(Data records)
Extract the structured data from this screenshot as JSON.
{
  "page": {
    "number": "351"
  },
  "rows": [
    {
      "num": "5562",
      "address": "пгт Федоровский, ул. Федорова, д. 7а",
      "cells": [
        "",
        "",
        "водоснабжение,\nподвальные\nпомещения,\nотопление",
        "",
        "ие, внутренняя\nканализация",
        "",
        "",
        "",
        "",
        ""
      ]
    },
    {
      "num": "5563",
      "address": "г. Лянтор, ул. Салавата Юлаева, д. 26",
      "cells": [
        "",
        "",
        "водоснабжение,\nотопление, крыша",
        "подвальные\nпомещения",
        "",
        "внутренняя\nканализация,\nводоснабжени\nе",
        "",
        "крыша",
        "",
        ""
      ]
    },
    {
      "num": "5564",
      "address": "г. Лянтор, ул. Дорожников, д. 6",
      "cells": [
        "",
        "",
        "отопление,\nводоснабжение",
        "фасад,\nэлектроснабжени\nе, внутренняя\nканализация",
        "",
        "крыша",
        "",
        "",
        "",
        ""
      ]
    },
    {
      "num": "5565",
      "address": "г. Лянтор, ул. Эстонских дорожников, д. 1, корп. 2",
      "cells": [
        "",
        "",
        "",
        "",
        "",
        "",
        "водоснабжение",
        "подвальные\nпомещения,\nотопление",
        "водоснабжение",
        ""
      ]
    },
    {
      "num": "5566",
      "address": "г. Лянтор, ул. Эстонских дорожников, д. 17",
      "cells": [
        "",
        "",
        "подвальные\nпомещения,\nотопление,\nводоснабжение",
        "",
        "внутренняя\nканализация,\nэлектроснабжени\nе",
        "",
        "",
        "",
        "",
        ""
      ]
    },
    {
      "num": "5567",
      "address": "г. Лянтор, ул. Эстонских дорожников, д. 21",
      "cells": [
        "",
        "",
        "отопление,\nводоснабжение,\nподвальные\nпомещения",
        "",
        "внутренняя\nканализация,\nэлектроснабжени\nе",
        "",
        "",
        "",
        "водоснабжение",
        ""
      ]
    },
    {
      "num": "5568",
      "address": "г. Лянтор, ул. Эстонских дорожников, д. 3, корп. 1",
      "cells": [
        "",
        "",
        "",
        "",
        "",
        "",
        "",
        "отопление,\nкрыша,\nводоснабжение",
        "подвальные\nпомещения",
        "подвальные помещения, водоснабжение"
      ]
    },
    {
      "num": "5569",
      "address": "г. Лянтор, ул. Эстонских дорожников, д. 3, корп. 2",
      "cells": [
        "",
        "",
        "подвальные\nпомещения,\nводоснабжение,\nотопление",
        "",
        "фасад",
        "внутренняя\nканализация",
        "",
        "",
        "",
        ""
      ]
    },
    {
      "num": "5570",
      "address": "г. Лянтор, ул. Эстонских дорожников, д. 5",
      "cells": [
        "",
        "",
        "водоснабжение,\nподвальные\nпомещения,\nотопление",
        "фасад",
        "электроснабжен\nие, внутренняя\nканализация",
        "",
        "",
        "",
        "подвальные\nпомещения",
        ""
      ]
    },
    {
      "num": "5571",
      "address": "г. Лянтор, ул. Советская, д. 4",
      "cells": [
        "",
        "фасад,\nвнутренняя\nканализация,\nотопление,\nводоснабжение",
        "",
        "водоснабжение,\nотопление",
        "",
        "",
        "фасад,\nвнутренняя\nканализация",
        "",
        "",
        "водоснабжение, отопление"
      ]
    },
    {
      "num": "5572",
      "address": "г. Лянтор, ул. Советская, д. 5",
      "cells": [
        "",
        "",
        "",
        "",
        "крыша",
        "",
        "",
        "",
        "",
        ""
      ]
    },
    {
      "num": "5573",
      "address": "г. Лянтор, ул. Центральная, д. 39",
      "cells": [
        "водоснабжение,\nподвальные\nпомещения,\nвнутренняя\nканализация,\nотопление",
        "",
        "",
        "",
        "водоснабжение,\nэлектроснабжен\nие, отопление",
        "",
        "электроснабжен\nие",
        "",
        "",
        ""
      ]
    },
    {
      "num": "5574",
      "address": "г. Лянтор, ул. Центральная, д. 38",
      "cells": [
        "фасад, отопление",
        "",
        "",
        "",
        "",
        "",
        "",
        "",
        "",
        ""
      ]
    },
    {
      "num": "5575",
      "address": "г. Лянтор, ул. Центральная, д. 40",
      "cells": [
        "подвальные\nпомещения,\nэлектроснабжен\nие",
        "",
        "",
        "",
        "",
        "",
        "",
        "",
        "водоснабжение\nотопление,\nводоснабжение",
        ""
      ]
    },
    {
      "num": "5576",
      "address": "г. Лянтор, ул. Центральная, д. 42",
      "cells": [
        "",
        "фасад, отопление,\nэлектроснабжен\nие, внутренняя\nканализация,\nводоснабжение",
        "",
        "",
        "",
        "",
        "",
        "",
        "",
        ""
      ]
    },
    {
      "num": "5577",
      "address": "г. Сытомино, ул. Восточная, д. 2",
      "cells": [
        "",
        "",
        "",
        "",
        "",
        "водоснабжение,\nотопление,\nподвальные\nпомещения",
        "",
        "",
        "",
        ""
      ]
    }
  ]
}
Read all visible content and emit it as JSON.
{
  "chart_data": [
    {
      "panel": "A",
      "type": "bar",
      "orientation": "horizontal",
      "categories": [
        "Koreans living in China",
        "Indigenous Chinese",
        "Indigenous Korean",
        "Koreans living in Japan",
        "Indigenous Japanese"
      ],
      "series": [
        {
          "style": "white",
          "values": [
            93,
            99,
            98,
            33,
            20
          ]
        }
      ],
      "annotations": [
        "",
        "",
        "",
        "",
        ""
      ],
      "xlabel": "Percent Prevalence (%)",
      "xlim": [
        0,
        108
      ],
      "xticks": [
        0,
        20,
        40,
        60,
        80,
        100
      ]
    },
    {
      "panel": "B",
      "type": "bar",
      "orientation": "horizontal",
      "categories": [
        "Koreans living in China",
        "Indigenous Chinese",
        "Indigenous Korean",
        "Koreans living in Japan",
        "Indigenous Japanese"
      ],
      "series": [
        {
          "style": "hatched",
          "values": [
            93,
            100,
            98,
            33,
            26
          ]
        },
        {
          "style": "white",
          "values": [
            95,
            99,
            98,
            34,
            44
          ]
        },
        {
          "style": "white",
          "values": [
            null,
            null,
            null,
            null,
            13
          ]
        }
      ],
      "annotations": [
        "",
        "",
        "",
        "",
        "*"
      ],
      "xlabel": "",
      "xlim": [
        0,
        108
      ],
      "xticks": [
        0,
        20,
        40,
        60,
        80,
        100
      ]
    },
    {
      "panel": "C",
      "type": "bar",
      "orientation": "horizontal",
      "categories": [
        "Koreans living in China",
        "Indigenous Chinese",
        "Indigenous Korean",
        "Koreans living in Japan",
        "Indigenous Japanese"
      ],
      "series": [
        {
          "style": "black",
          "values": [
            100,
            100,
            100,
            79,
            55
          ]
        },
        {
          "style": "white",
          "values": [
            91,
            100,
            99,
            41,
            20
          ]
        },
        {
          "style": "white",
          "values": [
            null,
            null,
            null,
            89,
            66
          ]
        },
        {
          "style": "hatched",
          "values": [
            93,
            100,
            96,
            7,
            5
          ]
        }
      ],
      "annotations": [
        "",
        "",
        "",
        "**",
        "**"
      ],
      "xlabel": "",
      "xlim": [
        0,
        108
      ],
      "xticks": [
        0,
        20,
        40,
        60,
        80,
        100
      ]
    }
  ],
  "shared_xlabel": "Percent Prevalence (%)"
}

TASK TO COMPLETE: Reproduce every line of the data verbatim.

EXERCISE RESPONSE:
Extract the structured data from this screenshot as JSON.
{
  "page": {
    "number": "351"
  },
  "rows": [
    {
      "num": "5562",
      "address": "пгт Федоровский, ул. Федорова, д. 7а",
      "cells": [
        "",
        "",
        "водоснабжение,\nподвальные\nпомещения,\nотопление",
        "",
        "ие, внутренняя\nканализация",
        "",
        "",
        "",
        "",
        ""
      ]
    },
    {
      "num": "5563",
      "address": "г. Лянтор, ул. Салавата Юлаева, д. 26",
      "cells": [
        "",
        "",
        "водоснабжение,\nотопление, крыша",
        "подвальные\nпомещения",
        "",
        "внутренняя\nканализация,\nводоснабжени\nе",
        "",
        "крыша",
        "",
        ""
      ]
    },
    {
      "num": "5564",
      "address": "г. Лянтор, ул. Дорожников, д. 6",
      "cells": [
        "",
        "",
        "отопление,\nводоснабжение",
        "фасад,\nэлектроснабжени\nе, внутренняя\nканализация",
        "",
        "крыша",
        "",
        "",
        "",
        ""
      ]
    },
    {
      "num": "5565",
      "address": "г. Лянтор, ул. Эстонских дорожников, д. 1, корп. 2",
      "cells": [
        "",
        "",
        "",
        "",
        "",
        "",
        "водоснабжение",
        "подвальные\nпомещения,\nотопление",
        "водоснабжение",
        ""
      ]
    },
    {
      "num": "5566",
      "address": "г. Лянтор, ул. Эстонских дорожников, д. 17",
      "cells": [
        "",
        "",
        "подвальные\nпомещения,\nотопление,\nводоснабжение",
        "",
        "внутренняя\nканализация,\nэлектроснабжени\nе",
        "",
        "",
        "",
        "",
        ""
      ]
    },
    {
      "num": "5567",
      "address": "г. Лянтор, ул. Эстонских дорожников, д. 21",
      "cells": [
        "",
        "",
        "отопление,\nводоснабжение,\nподвальные\nпомещения",
        "",
        "внутренняя\nканализация,\nэлектроснабжени\nе",
        "",
        "",
        "",
        "водоснабжение",
        ""
      ]
    },
    {
      "num": "5568",
      "address": "г. Лянтор, ул. Эстонских дорожников, д. 3, корп. 1",
      "cells": [
        "",
        "",
        "",
        "",
        "",
        "",
        "",
        "отопление,\nкрыша,\nводоснабжение",
        "подвальные\nпомещения",
        "подвальные помещения, водоснабжение"
      ]
    },
    {
      "num": "5569",
      "address": "г. Лянтор, ул. Эстонских дорожников, д. 3, корп. 2",
      "cells": [
        "",
        "",
        "подвальные\nпомещения,\nводоснабжение,\nотопление",
        "",
        "фасад",
        "внутренняя\nканализация",
        "",
        "",
        "",
        ""
      ]
    },
    {
      "num": "5570",
      "address": "г. Лянтор, ул. Эстонских дорожников, д. 5",
      "cells": [
        "",
        "",
        "водоснабжение,\nподвальные\nпомещения,\nотопление",
        "фасад",
        "электроснабжен\nие, внутренняя\nканализация",
        "",
        "",
        "",
        "подвальные\nпомещения",
        ""
      ]
    },
    {
      "num": "5571",
      "address": "г. Лянтор, ул. Советская, д. 4",
      "cells": [
        "",
        "фасад,\nвнутренняя\nканализация,\nотопление,\nводоснабжение",
        "",
        "водоснабжение,\nотопление",
        "",
        "",
        "фасад,\nвнутренняя\nканализация",
        "",
        "",
        "водоснабжение, отопление"
      ]
    },
    {
      "num": "5572",
      "address": "г. Лянтор, ул. Советская, д. 5",
      "cells": [
        "",
        "",
        "",
        "",
        "крыша",
        "",
        "",
        "",
        "",
        ""
      ]
    },
    {
      "num": "5573",
      "address": "г. Лянтор, ул. Центральная, д. 39",
      "cells": [
        "водоснабжение,\nподвальные\nпомещения,\nвнутренняя\nканализация,\nотопление",
        "",
        "",
        "",
        "водоснабжение,\nэлектроснабжен\nие, отопление",
        "",
        "электроснабжен\nие",
        "",
        "",
        ""
      ]
    },
    {
      "num": "5574",
      "address": "г. Лянтор, ул. Центральная, д. 38",
      "cells": [
        "фасад, отопление",
        "",
        "",
        "",
        "",
        "",
        "",
        "",
        "",
        ""
      ]
    },
    {
      "num": "5575",
      "address": "г. Лянтор, ул. Центральная, д. 40",
      "cells": [
        "подвальные\nпомещения,\nэлектроснабжен\nие",
        "",
        "",
        "",
        "",
        "",
        "",
        "",
        "водоснабжение\nотопление,\nводоснабжение",
        ""
      ]
    },
    {
      "num": "5576",
      "address": "г. Лянтор, ул. Центральная, д. 42",
      "cells": [
        "",
        "фасад, отопление,\nэлектроснабжен\nие, внутренняя\nканализация,\nводоснабжение",
        "",
        "",
        "",
        "",
        "",
        "",
        "",
        ""
      ]
    },
    {
      "num": "5577",
      "address": "г. Сытомино, ул. Восточная, д. 2",
      "cells": [
        "",
        "",
        "",
        "",
        "",
        "водоснабжение,\nотопление,\nподвальные\nпомещения",
        "",
        "",
        "",
        ""
      ]
    }
  ]
}
Read all visible content and emit it as JSON.
{
  "chart_data": [
    {
      "panel": "A",
      "type": "bar",
      "orientation": "horizontal",
      "categories": [
        "Koreans living in China",
        "Indigenous Chinese",
        "Indigenous Korean",
        "Koreans living in Japan",
        "Indigenous Japanese"
      ],
      "series": [
        {
          "style": "white",
          "values": [
            93,
            99,
            98,
            33,
            20
          ]
        }
      ],
      "annotations": [
        "",
        "",
        "",
        "",
        ""
      ],
      "xlabel": "Percent Prevalence (%)",
      "xlim": [
        0,
        108
      ],
      "xticks": [
        0,
        20,
        40,
        60,
        80,
        100
      ]
    },
    {
      "panel": "B",
      "type": "bar",
      "orientation": "horizontal",
      "categories": [
        "Koreans living in China",
        "Indigenous Chinese",
        "Indigenous Korean",
        "Koreans living in Japan",
        "Indigenous Japanese"
      ],
      "series": [
        {
          "style": "hatched",
          "values": [
            93,
            100,
            98,
            33,
            26
          ]
        },
        {
          "style": "white",
          "values": [
            95,
            99,
            98,
            34,
            44
          ]
        },
        {
          "style": "white",
          "values": [
            null,
            null,
            null,
            null,
            13
          ]
        }
      ],
      "annotations": [
        "",
        "",
        "",
        "",
        "*"
      ],
      "xlabel": "",
      "xlim": [
        0,
        108
      ],
      "xticks": [
        0,
        20,
        40,
        60,
        80,
        100
      ]
    },
    {
      "panel": "C",
      "type": "bar",
      "orientation": "horizontal",
      "categories": [
        "Koreans living in China",
        "Indigenous Chinese",
        "Indigenous Korean",
        "Koreans living in Japan",
        "Indigenous Japanese"
      ],
      "series": [
        {
          "style": "black",
          "values": [
            100,
            100,
            100,
            79,
            55
          ]
        },
        {
          "style": "white",
          "values": [
            91,
            100,
            99,
            41,
            20
          ]
        },
        {
          "style": "white",
          "values": [
            null,
            null,
            null,
            89,
            66
          ]
        },
        {
          "style": "hatched",
          "values": [
            93,
            100,
            96,
            7,
            5
          ]
        }
      ],
      "annotations": [
        "",
        "",
        "",
        "**",
        "**"
      ],
      "xlabel": "",
      "xlim": [
        0,
        108
      ],
      "xticks": [
        0,
        20,
        40,
        60,
        80,
        100
      ]
    }
  ],
  "shared_xlabel": "Percent Prevalence (%)"
}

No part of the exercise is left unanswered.